All of the data should be repeated exactly; pictures are not part of the copy.

##### Dataset content #####

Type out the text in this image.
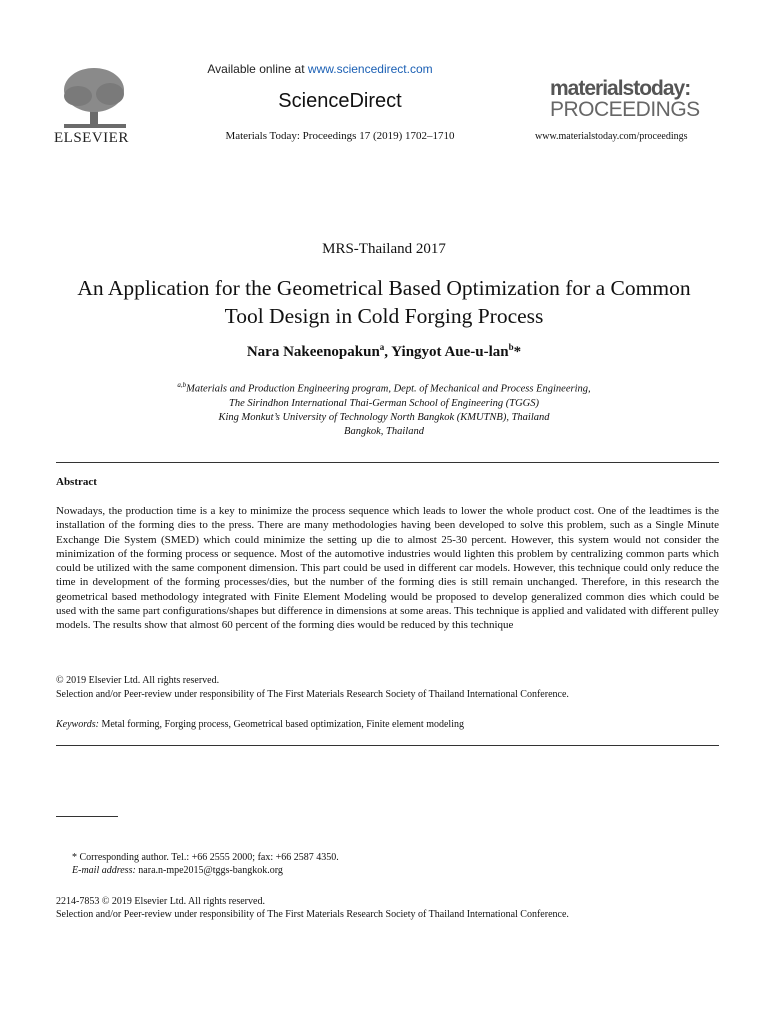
ELSEVIER
Available online at www.sciencedirect.com
ScienceDirect
Materials Today: Proceedings 17 (2019) 1702–1710
materialstoday:
PROCEEDINGS
www.materialstoday.com/proceedings
MRS-Thailand 2017
An Application for the Geometrical Based Optimization for a Common Tool Design in Cold Forging Process
Nara Nakeenopakun$^a$, Yingyot Aue-u-lan$^b$*
$^{a,b}$Materials and Production Engineering program, Dept. of Mechanical and Process Engineering,
The Sirindhon International Thai-German School of Engineering (TGGS)
King Monkut’s University of Technology North Bangkok (KMUTNB), Thailand
Bangkok, Thailand
Abstract
Nowadays, the production time is a key to minimize the process sequence which leads to lower the whole product cost. One of the leadtimes is the installation of the forming dies to the press. There are many methodologies having been developed to solve this problem, such as a Single Minute Exchange Die System (SMED) which could minimize the setting up die to almost 25-30 percent. However, this system would not consider the minimization of the forming process or sequence. Most of the automotive industries would lighten this problem by centralizing common parts which could be utilized with the same component dimension. This part could be used in different car models. However, this technique could only reduce the time in development of the forming processes/dies, but the number of the forming dies is still remain unchanged. Therefore, in this research the geometrical based methodology integrated with Finite Element Modeling would be proposed to develop generalized common dies which could be used with the same part configurations/shapes but difference in dimensions at some areas. This technique is applied and validated with different pulley models. The results show that almost 60 percent of the forming dies would be reduced by this technique
© 2019 Elsevier Ltd. All rights reserved.
Selection and/or Peer-review under responsibility of The First Materials Research Society of Thailand International Conference.
Keywords: Metal forming, Forging process, Geometrical based optimization, Finite element modeling
* Corresponding author. Tel.: +66 2555 2000; fax: +66 2587 4350.
E-mail address: nara.n-mpe2015@tggs-bangkok.org
2214-7853 © 2019 Elsevier Ltd. All rights reserved.
Selection and/or Peer-review under responsibility of The First Materials Research Society of Thailand International Conference.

#####

== Complete output ==
Type out the text in this image.
ELSEVIER
Available online at www.sciencedirect.com
ScienceDirect
Materials Today: Proceedings 17 (2019) 1702–1710
materialstoday:
PROCEEDINGS
www.materialstoday.com/proceedings
MRS-Thailand 2017
An Application for the Geometrical Based Optimization for a Common Tool Design in Cold Forging Process
Nara Nakeenopakun$^a$, Yingyot Aue-u-lan$^b$*
$^{a,b}$Materials and Production Engineering program, Dept. of Mechanical and Process Engineering,
The Sirindhon International Thai-German School of Engineering (TGGS)
King Monkut’s University of Technology North Bangkok (KMUTNB), Thailand
Bangkok, Thailand
Abstract
Nowadays, the production time is a key to minimize the process sequence which leads to lower the whole product cost. One of the leadtimes is the installation of the forming dies to the press. There are many methodologies having been developed to solve this problem, such as a Single Minute Exchange Die System (SMED) which could minimize the setting up die to almost 25-30 percent. However, this system would not consider the minimization of the forming process or sequence. Most of the automotive industries would lighten this problem by centralizing common parts which could be utilized with the same component dimension. This part could be used in different car models. However, this technique could only reduce the time in development of the forming processes/dies, but the number of the forming dies is still remain unchanged. Therefore, in this research the geometrical based methodology integrated with Finite Element Modeling would be proposed to develop generalized common dies which could be used with the same part configurations/shapes but difference in dimensions at some areas. This technique is applied and validated with different pulley models. The results show that almost 60 percent of the forming dies would be reduced by this technique
© 2019 Elsevier Ltd. All rights reserved.
Selection and/or Peer-review under responsibility of The First Materials Research Society of Thailand International Conference.
Keywords: Metal forming, Forging process, Geometrical based optimization, Finite element modeling
* Corresponding author. Tel.: +66 2555 2000; fax: +66 2587 4350.
E-mail address: nara.n-mpe2015@tggs-bangkok.org
2214-7853 © 2019 Elsevier Ltd. All rights reserved.
Selection and/or Peer-review under responsibility of The First Materials Research Society of Thailand International Conference.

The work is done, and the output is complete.